(Data entries)
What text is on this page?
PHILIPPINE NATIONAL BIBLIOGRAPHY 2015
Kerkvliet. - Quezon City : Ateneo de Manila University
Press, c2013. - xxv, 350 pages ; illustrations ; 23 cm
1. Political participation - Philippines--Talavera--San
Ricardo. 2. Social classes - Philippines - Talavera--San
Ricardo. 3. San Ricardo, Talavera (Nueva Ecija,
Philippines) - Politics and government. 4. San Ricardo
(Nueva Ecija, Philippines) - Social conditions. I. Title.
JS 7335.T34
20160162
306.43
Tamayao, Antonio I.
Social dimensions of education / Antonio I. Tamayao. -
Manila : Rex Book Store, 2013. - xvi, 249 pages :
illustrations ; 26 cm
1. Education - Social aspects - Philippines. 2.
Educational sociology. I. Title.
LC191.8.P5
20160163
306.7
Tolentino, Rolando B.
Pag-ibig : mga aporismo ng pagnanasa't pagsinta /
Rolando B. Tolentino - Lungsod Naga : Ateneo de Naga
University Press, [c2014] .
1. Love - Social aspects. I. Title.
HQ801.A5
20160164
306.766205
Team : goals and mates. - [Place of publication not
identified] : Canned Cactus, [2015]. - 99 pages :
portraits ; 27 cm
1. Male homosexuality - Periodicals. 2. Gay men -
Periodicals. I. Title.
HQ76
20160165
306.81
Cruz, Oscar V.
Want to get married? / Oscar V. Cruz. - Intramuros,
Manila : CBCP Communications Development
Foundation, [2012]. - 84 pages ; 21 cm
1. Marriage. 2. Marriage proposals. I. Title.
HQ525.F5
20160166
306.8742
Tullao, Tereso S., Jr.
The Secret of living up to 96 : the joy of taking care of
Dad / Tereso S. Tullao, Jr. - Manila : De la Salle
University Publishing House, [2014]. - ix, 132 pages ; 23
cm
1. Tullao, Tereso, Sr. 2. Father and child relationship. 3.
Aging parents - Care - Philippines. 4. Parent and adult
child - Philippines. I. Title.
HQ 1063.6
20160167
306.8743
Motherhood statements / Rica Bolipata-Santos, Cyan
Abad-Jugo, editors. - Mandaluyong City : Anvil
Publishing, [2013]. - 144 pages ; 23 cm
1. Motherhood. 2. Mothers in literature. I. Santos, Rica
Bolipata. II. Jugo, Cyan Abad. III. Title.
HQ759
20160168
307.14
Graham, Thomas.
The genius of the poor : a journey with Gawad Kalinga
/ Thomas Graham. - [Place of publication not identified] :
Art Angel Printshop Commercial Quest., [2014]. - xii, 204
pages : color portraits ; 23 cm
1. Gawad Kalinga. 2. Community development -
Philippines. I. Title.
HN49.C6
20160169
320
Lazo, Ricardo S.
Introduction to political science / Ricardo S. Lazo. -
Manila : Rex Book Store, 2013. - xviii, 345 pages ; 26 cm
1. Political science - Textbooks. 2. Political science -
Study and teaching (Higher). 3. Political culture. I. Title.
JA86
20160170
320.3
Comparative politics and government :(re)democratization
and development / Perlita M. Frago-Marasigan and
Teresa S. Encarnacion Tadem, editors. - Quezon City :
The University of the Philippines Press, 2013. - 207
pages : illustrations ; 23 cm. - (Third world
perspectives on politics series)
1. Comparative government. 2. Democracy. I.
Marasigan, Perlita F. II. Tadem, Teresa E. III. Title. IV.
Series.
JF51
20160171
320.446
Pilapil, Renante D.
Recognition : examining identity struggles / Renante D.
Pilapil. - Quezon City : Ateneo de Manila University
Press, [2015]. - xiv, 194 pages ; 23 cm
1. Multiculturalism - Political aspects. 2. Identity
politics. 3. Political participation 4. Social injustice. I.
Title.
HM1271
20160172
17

- _WHAT THE EXERCISE ASKS_:
Please reproduce every line of the material word for word.

- _SOLUTION FOR THIS EXERCISE_:
What text is on this page?
PHILIPPINE NATIONAL BIBLIOGRAPHY 2015
Kerkvliet. - Quezon City : Ateneo de Manila University
Press, c2013. - xxv, 350 pages ; illustrations ; 23 cm
1. Political participation - Philippines--Talavera--San
Ricardo. 2. Social classes - Philippines - Talavera--San
Ricardo. 3. San Ricardo, Talavera (Nueva Ecija,
Philippines) - Politics and government. 4. San Ricardo
(Nueva Ecija, Philippines) - Social conditions. I. Title.
JS 7335.T34
20160162
306.43
Tamayao, Antonio I.
Social dimensions of education / Antonio I. Tamayao. -
Manila : Rex Book Store, 2013. - xvi, 249 pages :
illustrations ; 26 cm
1. Education - Social aspects - Philippines. 2.
Educational sociology. I. Title.
LC191.8.P5
20160163
306.7
Tolentino, Rolando B.
Pag-ibig : mga aporismo ng pagnanasa't pagsinta /
Rolando B. Tolentino - Lungsod Naga : Ateneo de Naga
University Press, [c2014] .
1. Love - Social aspects. I. Title.
HQ801.A5
20160164
306.766205
Team : goals and mates. - [Place of publication not
identified] : Canned Cactus, [2015]. - 99 pages :
portraits ; 27 cm
1. Male homosexuality - Periodicals. 2. Gay men -
Periodicals. I. Title.
HQ76
20160165
306.81
Cruz, Oscar V.
Want to get married? / Oscar V. Cruz. - Intramuros,
Manila : CBCP Communications Development
Foundation, [2012]. - 84 pages ; 21 cm
1. Marriage. 2. Marriage proposals. I. Title.
HQ525.F5
20160166
306.8742
Tullao, Tereso S., Jr.
The Secret of living up to 96 : the joy of taking care of
Dad / Tereso S. Tullao, Jr. - Manila : De la Salle
University Publishing House, [2014]. - ix, 132 pages ; 23
cm
1. Tullao, Tereso, Sr. 2. Father and child relationship. 3.
Aging parents - Care - Philippines. 4. Parent and adult
child - Philippines. I. Title.
HQ 1063.6
20160167
306.8743
Motherhood statements / Rica Bolipata-Santos, Cyan
Abad-Jugo, editors. - Mandaluyong City : Anvil
Publishing, [2013]. - 144 pages ; 23 cm
1. Motherhood. 2. Mothers in literature. I. Santos, Rica
Bolipata. II. Jugo, Cyan Abad. III. Title.
HQ759
20160168
307.14
Graham, Thomas.
The genius of the poor : a journey with Gawad Kalinga
/ Thomas Graham. - [Place of publication not identified] :
Art Angel Printshop Commercial Quest., [2014]. - xii, 204
pages : color portraits ; 23 cm
1. Gawad Kalinga. 2. Community development -
Philippines. I. Title.
HN49.C6
20160169
320
Lazo, Ricardo S.
Introduction to political science / Ricardo S. Lazo. -
Manila : Rex Book Store, 2013. - xviii, 345 pages ; 26 cm
1. Political science - Textbooks. 2. Political science -
Study and teaching (Higher). 3. Political culture. I. Title.
JA86
20160170
320.3
Comparative politics and government :(re)democratization
and development / Perlita M. Frago-Marasigan and
Teresa S. Encarnacion Tadem, editors. - Quezon City :
The University of the Philippines Press, 2013. - 207
pages : illustrations ; 23 cm. - (Third world
perspectives on politics series)
1. Comparative government. 2. Democracy. I.
Marasigan, Perlita F. II. Tadem, Teresa E. III. Title. IV.
Series.
JF51
20160171
320.446
Pilapil, Renante D.
Recognition : examining identity struggles / Renante D.
Pilapil. - Quezon City : Ateneo de Manila University
Press, [2015]. - xiv, 194 pages ; 23 cm
1. Multiculturalism - Political aspects. 2. Identity
politics. 3. Political participation 4. Social injustice. I.
Title.
HM1271
20160172
17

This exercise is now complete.